= Stored records =
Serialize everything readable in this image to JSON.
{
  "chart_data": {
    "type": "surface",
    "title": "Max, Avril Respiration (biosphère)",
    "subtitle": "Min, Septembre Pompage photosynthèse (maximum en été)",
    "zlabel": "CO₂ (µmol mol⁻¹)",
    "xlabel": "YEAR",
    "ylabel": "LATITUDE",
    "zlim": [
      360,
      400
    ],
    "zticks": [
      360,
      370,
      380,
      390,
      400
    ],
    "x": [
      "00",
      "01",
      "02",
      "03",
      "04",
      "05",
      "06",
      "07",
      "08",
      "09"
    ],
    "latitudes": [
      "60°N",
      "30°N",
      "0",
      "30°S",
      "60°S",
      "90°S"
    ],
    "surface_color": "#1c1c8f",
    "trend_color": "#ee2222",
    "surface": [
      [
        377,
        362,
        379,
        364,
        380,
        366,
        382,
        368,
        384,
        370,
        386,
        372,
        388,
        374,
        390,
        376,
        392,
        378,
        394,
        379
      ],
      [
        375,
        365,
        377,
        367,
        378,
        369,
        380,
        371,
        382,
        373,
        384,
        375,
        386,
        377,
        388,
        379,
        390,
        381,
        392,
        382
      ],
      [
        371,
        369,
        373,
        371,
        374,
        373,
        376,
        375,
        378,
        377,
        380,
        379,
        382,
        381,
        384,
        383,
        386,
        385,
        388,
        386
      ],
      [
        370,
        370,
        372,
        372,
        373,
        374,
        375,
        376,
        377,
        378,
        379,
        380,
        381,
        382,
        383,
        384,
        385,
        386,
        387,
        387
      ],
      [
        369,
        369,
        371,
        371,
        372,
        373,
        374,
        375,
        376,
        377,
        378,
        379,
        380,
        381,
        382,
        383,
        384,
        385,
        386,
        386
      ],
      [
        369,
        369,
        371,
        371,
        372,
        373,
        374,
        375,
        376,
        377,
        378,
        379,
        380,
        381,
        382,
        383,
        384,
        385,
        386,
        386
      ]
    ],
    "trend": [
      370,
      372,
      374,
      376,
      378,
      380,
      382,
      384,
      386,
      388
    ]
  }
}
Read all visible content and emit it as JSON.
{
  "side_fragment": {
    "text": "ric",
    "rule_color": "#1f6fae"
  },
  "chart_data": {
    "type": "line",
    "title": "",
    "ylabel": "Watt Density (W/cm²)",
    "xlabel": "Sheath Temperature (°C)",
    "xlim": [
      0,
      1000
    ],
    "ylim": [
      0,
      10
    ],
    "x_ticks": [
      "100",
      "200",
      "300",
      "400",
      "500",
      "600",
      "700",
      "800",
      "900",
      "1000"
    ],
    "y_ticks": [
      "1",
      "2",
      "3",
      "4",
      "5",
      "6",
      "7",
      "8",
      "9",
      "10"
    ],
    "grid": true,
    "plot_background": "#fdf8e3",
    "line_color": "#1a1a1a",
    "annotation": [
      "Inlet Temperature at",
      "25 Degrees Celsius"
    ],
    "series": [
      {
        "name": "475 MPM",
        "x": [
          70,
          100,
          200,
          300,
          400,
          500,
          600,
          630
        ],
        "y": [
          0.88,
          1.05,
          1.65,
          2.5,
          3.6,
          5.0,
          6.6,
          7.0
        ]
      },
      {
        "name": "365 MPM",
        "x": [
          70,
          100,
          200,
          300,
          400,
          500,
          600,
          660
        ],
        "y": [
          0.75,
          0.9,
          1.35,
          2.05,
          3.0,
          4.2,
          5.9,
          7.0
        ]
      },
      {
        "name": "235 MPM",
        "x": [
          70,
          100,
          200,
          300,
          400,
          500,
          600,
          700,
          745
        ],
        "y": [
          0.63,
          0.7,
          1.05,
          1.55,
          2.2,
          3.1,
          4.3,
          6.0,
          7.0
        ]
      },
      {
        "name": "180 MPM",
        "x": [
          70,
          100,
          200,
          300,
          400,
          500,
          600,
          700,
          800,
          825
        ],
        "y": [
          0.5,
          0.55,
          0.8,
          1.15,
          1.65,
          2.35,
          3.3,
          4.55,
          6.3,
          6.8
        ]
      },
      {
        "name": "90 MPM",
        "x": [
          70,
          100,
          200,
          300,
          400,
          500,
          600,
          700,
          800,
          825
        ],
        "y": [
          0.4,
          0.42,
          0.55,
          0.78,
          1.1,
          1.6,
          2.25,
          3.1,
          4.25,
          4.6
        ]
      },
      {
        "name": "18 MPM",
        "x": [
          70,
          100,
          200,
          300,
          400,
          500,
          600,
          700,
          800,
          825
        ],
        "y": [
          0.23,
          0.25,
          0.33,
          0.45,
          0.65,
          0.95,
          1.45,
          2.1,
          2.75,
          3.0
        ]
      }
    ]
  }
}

= Task directions =
Within the listing above, find every line containing the string "ylabel" and return it.

= Written solution =
    "ylabel": "LATITUDE",
    "ylabel": "Watt Density (W/cm²)",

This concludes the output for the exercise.